━━━ The records ━━━

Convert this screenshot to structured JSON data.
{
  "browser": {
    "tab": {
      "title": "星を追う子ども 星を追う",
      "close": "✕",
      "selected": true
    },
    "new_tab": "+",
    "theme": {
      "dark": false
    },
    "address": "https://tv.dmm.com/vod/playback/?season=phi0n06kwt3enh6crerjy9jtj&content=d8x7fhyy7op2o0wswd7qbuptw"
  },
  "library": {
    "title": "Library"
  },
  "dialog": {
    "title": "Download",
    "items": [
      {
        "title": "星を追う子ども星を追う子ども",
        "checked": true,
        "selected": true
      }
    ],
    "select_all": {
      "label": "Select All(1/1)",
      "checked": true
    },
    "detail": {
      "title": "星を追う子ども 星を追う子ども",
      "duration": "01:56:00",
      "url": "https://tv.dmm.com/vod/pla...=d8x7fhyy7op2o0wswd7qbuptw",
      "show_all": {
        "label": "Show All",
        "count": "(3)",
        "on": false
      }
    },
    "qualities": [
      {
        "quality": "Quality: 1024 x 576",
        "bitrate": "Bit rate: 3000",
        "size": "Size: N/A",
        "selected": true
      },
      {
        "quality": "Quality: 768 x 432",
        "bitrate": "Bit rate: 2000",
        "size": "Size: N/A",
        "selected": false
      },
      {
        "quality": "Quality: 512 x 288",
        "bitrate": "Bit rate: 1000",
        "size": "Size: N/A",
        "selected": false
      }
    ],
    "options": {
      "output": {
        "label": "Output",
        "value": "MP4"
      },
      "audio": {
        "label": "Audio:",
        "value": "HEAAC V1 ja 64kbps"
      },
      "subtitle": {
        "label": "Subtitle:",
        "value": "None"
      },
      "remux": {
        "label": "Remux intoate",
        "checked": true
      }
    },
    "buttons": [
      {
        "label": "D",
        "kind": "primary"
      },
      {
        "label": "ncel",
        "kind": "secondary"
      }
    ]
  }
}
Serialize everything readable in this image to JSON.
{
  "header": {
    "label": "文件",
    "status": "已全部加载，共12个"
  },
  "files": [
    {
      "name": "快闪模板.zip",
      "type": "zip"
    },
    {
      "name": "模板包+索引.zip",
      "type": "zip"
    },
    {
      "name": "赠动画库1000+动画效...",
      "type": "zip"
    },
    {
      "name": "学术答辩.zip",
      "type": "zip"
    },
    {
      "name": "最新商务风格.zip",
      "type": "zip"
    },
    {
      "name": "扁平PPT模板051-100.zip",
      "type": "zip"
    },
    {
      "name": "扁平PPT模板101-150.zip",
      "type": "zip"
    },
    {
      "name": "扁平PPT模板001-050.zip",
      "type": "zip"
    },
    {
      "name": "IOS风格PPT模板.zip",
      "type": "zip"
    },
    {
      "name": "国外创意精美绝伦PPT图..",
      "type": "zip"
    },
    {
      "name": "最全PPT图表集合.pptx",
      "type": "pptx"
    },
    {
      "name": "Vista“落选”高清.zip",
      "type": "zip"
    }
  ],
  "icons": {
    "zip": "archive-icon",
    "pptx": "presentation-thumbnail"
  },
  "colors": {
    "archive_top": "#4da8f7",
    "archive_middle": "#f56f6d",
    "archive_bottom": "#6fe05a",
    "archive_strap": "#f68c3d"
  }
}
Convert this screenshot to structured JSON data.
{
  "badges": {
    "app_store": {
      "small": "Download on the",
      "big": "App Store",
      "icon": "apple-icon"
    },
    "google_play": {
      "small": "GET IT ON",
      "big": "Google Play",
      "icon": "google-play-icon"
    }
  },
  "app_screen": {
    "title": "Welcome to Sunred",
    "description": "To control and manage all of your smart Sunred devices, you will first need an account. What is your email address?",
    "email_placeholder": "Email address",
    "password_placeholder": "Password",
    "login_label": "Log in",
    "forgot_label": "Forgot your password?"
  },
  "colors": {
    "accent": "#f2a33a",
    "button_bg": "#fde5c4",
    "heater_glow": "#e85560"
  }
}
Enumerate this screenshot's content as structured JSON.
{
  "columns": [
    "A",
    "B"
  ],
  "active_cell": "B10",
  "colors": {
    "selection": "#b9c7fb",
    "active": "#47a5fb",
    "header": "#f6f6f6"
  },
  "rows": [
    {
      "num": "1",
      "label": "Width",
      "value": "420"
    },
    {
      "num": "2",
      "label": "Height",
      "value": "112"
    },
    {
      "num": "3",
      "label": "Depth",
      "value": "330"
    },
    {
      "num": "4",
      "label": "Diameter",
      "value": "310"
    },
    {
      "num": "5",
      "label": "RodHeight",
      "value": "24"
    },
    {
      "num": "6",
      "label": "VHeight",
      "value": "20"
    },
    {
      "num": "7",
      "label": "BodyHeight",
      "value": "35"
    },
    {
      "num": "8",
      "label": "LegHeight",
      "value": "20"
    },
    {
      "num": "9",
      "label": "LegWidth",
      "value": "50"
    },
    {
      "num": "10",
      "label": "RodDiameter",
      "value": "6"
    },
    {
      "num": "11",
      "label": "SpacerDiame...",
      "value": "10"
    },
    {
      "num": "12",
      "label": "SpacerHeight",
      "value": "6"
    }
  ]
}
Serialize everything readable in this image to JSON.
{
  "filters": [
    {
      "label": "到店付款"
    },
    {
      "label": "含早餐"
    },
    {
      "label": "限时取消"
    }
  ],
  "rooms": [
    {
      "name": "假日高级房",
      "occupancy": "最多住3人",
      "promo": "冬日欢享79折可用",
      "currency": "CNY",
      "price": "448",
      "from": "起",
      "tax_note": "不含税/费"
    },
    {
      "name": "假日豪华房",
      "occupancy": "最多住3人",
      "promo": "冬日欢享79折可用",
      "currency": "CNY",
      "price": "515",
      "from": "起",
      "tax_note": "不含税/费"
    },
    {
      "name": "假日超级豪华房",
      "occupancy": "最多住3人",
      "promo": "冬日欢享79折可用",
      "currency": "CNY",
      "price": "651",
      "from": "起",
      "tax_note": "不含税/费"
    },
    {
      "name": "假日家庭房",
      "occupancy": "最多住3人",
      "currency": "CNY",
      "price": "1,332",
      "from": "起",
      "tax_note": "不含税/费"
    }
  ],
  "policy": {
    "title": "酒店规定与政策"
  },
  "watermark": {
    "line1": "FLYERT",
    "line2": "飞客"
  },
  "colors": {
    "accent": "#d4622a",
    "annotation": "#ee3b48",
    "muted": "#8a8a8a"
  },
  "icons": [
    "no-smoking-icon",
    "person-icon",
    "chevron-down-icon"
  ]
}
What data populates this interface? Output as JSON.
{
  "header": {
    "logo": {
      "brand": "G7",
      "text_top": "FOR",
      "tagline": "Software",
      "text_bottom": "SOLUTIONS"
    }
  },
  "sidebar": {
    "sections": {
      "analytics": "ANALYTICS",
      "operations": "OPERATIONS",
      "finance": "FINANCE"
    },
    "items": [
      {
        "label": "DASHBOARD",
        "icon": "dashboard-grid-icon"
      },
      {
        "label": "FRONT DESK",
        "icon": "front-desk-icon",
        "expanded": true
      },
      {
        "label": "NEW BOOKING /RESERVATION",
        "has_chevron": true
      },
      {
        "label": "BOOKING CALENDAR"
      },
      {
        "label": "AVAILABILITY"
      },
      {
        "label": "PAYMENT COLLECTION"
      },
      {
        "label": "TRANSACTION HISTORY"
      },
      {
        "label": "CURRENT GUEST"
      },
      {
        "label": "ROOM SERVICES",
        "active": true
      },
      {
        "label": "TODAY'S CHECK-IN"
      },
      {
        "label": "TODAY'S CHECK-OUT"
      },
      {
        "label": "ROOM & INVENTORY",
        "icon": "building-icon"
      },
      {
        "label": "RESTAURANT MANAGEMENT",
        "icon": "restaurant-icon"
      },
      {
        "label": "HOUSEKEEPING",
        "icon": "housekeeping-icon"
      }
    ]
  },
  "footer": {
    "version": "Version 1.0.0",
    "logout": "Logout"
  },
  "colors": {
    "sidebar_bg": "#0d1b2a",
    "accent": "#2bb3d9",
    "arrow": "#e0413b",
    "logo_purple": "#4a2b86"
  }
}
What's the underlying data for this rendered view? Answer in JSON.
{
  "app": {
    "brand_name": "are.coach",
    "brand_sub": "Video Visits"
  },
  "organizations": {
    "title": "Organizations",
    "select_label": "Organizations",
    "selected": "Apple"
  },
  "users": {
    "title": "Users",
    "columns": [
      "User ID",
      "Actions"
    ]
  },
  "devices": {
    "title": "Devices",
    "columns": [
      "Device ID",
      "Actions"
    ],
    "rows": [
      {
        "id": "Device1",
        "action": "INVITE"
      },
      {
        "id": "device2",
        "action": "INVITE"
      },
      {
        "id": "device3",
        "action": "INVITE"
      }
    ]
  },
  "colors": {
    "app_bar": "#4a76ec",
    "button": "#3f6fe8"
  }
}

━━━

Your task
Return each line with "What".

Result
    "description": "To control and manage all of your smart Sunred devices, you will first need an account. What is your email address?",
What data populates this interface? Output as JSON.
What's the underlying data for this rendered view? Answer in JSON.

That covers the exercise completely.